Please list every phrase that the forum thread on pay per click encloses in quotation marks, whether single or double.

◆ **Passage provided**:
□ □ □ □ □ □ □

# Is Pay Per Click Ads Worth The Money You Pay?



## Spicetag (Jun 7, 2011)

Hello All,

I was looking up some new ways of promoting my website and was looking a little into Pay Per Click. Is it worth it? I've heard its good to advertise this way, but I have to pay for every click even if that click doesn't mean a sale. Has any one got any information on this area, share the same issues or even has experience with this advertising method.

Any help would be really appreciated.
Thanks for reading,
Jordan


----------



## splathead (Dec 4, 2005)

"You can lead a horse to water, but you can't make it drink".

Pay per click is worth it if you have product people like enough to buy. So the trick is to make sure those who are doing the clicking are your target market. Your key word search terms are very, very important. 't-shirt', 'funny tee', etc. probably won't cut it. Search terms should be as detailed as you can make them to attract your target market while not so detailed as to not have hits at all.

□ □ □ □ □ □ □

◆ **Given records**:
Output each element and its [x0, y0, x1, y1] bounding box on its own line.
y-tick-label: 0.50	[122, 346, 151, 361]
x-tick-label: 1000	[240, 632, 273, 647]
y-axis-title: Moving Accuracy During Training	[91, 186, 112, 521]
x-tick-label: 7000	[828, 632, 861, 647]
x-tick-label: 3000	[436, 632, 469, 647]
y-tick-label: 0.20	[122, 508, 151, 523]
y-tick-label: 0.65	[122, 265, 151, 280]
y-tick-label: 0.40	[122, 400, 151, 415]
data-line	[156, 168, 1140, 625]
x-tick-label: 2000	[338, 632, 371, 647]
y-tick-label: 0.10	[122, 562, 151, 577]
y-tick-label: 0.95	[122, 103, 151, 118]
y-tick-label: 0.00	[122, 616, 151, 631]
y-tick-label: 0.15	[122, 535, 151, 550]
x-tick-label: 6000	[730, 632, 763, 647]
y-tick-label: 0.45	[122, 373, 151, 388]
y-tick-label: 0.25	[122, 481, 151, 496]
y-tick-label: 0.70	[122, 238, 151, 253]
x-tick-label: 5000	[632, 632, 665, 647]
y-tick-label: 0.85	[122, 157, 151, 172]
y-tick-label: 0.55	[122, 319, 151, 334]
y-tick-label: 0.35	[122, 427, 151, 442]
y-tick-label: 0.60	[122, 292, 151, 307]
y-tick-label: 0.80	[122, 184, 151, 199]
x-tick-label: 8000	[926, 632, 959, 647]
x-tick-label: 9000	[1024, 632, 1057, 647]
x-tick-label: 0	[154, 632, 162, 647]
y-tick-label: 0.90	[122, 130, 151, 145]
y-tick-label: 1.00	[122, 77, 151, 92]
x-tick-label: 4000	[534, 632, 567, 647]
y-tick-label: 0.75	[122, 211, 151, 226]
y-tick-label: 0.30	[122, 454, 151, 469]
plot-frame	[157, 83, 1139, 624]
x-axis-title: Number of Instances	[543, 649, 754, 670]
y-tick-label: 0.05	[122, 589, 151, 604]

□ □ □ □ □ □ □

◆ **Output for this exercise**:
- You can lead a horse to water, but you can't make it drink
- t-shirt
- funny tee